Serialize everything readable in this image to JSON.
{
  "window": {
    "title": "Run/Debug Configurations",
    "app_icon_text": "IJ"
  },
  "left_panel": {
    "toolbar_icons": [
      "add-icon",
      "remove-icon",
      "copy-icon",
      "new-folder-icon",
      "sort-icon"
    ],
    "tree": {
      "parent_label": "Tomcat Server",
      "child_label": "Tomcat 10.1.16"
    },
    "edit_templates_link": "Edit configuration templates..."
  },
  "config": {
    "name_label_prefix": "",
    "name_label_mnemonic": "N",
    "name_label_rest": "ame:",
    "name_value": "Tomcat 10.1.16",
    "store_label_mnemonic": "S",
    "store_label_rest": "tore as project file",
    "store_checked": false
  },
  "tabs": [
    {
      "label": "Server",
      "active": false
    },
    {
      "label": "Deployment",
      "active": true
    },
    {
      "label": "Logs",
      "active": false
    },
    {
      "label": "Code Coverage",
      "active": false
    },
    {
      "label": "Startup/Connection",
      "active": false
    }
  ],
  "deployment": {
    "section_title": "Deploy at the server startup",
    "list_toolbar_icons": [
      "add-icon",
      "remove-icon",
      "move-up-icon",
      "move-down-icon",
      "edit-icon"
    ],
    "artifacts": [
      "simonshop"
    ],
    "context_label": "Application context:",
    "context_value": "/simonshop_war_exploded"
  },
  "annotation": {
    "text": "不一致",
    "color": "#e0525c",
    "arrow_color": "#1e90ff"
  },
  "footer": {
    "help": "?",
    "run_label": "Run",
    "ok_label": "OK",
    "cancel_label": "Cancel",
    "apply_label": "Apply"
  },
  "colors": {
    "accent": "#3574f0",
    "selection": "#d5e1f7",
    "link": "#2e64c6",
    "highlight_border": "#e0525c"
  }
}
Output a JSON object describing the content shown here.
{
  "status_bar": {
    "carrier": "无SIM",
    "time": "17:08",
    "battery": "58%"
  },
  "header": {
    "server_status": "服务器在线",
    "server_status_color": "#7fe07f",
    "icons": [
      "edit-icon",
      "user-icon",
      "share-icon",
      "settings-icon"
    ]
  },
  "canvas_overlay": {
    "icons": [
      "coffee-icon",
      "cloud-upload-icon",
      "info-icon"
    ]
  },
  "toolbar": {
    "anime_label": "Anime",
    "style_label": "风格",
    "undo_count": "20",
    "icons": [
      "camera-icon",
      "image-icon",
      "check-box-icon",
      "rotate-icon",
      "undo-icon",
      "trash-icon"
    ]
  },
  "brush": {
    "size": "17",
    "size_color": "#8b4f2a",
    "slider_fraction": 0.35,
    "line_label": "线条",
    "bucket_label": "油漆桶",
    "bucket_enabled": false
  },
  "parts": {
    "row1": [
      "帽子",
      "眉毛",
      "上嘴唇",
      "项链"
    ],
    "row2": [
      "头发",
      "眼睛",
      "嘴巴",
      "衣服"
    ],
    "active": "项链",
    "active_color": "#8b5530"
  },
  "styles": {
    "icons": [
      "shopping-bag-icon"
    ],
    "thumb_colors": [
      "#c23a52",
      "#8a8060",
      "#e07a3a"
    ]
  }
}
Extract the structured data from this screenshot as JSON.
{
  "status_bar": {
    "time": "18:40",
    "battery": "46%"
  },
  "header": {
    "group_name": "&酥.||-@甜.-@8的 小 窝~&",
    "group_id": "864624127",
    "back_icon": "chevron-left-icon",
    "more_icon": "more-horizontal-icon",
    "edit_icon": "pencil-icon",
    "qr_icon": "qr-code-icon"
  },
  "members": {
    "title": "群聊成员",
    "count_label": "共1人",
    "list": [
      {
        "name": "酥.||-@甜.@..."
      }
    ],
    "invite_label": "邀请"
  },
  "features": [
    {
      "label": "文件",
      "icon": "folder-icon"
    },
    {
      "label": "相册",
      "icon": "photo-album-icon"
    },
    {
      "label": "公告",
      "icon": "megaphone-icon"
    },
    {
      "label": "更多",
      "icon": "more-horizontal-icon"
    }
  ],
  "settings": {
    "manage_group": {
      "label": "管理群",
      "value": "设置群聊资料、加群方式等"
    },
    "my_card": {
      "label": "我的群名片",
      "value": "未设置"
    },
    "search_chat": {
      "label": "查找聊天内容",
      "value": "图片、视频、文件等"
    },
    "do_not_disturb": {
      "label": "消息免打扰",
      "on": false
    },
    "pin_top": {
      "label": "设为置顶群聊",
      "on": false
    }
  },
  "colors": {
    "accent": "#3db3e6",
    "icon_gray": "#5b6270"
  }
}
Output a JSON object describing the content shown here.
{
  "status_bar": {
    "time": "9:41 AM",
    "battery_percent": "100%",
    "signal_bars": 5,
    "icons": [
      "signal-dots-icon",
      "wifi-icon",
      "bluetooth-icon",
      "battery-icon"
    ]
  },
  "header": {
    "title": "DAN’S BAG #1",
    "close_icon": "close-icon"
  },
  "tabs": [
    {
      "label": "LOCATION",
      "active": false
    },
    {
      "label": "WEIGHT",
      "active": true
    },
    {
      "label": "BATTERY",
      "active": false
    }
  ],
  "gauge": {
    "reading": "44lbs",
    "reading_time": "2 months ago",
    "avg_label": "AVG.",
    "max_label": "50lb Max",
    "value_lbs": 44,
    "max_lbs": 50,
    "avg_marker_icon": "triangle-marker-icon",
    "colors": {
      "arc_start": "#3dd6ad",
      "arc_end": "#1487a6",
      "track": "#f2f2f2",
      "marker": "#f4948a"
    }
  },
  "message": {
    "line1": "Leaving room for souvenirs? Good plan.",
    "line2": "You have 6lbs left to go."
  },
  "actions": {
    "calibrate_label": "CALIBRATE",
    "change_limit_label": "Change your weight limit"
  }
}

------------

Every line of the data above should be reproduced word for word.

Serialize everything readable in this image to JSON.
{
  "window": {
    "title": "Run/Debug Configurations",
    "app_icon_text": "IJ"
  },
  "left_panel": {
    "toolbar_icons": [
      "add-icon",
      "remove-icon",
      "copy-icon",
      "new-folder-icon",
      "sort-icon"
    ],
    "tree": {
      "parent_label": "Tomcat Server",
      "child_label": "Tomcat 10.1.16"
    },
    "edit_templates_link": "Edit configuration templates..."
  },
  "config": {
    "name_label_prefix": "",
    "name_label_mnemonic": "N",
    "name_label_rest": "ame:",
    "name_value": "Tomcat 10.1.16",
    "store_label_mnemonic": "S",
    "store_label_rest": "tore as project file",
    "store_checked": false
  },
  "tabs": [
    {
      "label": "Server",
      "active": false
    },
    {
      "label": "Deployment",
      "active": true
    },
    {
      "label": "Logs",
      "active": false
    },
    {
      "label": "Code Coverage",
      "active": false
    },
    {
      "label": "Startup/Connection",
      "active": false
    }
  ],
  "deployment": {
    "section_title": "Deploy at the server startup",
    "list_toolbar_icons": [
      "add-icon",
      "remove-icon",
      "move-up-icon",
      "move-down-icon",
      "edit-icon"
    ],
    "artifacts": [
      "simonshop"
    ],
    "context_label": "Application context:",
    "context_value": "/simonshop_war_exploded"
  },
  "annotation": {
    "text": "不一致",
    "color": "#e0525c",
    "arrow_color": "#1e90ff"
  },
  "footer": {
    "help": "?",
    "run_label": "Run",
    "ok_label": "OK",
    "cancel_label": "Cancel",
    "apply_label": "Apply"
  },
  "colors": {
    "accent": "#3574f0",
    "selection": "#d5e1f7",
    "link": "#2e64c6",
    "highlight_border": "#e0525c"
  }
}
Output a JSON object describing the content shown here.
{
  "status_bar": {
    "carrier": "无SIM",
    "time": "17:08",
    "battery": "58%"
  },
  "header": {
    "server_status": "服务器在线",
    "server_status_color": "#7fe07f",
    "icons": [
      "edit-icon",
      "user-icon",
      "share-icon",
      "settings-icon"
    ]
  },
  "canvas_overlay": {
    "icons": [
      "coffee-icon",
      "cloud-upload-icon",
      "info-icon"
    ]
  },
  "toolbar": {
    "anime_label": "Anime",
    "style_label": "风格",
    "undo_count": "20",
    "icons": [
      "camera-icon",
      "image-icon",
      "check-box-icon",
      "rotate-icon",
      "undo-icon",
      "trash-icon"
    ]
  },
  "brush": {
    "size": "17",
    "size_color": "#8b4f2a",
    "slider_fraction": 0.35,
    "line_label": "线条",
    "bucket_label": "油漆桶",
    "bucket_enabled": false
  },
  "parts": {
    "row1": [
      "帽子",
      "眉毛",
      "上嘴唇",
      "项链"
    ],
    "row2": [
      "头发",
      "眼睛",
      "嘴巴",
      "衣服"
    ],
    "active": "项链",
    "active_color": "#8b5530"
  },
  "styles": {
    "icons": [
      "shopping-bag-icon"
    ],
    "thumb_colors": [
      "#c23a52",
      "#8a8060",
      "#e07a3a"
    ]
  }
}
Extract the structured data from this screenshot as JSON.
{
  "status_bar": {
    "time": "18:40",
    "battery": "46%"
  },
  "header": {
    "group_name": "&酥.||-@甜.-@8的 小 窝~&",
    "group_id": "864624127",
    "back_icon": "chevron-left-icon",
    "more_icon": "more-horizontal-icon",
    "edit_icon": "pencil-icon",
    "qr_icon": "qr-code-icon"
  },
  "members": {
    "title": "群聊成员",
    "count_label": "共1人",
    "list": [
      {
        "name": "酥.||-@甜.@..."
      }
    ],
    "invite_label": "邀请"
  },
  "features": [
    {
      "label": "文件",
      "icon": "folder-icon"
    },
    {
      "label": "相册",
      "icon": "photo-album-icon"
    },
    {
      "label": "公告",
      "icon": "megaphone-icon"
    },
    {
      "label": "更多",
      "icon": "more-horizontal-icon"
    }
  ],
  "settings": {
    "manage_group": {
      "label": "管理群",
      "value": "设置群聊资料、加群方式等"
    },
    "my_card": {
      "label": "我的群名片",
      "value": "未设置"
    },
    "search_chat": {
      "label": "查找聊天内容",
      "value": "图片、视频、文件等"
    },
    "do_not_disturb": {
      "label": "消息免打扰",
      "on": false
    },
    "pin_top": {
      "label": "设为置顶群聊",
      "on": false
    }
  },
  "colors": {
    "accent": "#3db3e6",
    "icon_gray": "#5b6270"
  }
}
Output a JSON object describing the content shown here.
{
  "status_bar": {
    "time": "9:41 AM",
    "battery_percent": "100%",
    "signal_bars": 5,
    "icons": [
      "signal-dots-icon",
      "wifi-icon",
      "bluetooth-icon",
      "battery-icon"
    ]
  },
  "header": {
    "title": "DAN’S BAG #1",
    "close_icon": "close-icon"
  },
  "tabs": [
    {
      "label": "LOCATION",
      "active": false
    },
    {
      "label": "WEIGHT",
      "active": true
    },
    {
      "label": "BATTERY",
      "active": false
    }
  ],
  "gauge": {
    "reading": "44lbs",
    "reading_time": "2 months ago",
    "avg_label": "AVG.",
    "max_label": "50lb Max",
    "value_lbs": 44,
    "max_lbs": 50,
    "avg_marker_icon": "triangle-marker-icon",
    "colors": {
      "arc_start": "#3dd6ad",
      "arc_end": "#1487a6",
      "track": "#f2f2f2",
      "marker": "#f4948a"
    }
  },
  "message": {
    "line1": "Leaving room for souvenirs? Good plan.",
    "line2": "You have 6lbs left to go."
  },
  "actions": {
    "calibrate_label": "CALIBRATE",
    "change_limit_label": "Change your weight limit"
  }
}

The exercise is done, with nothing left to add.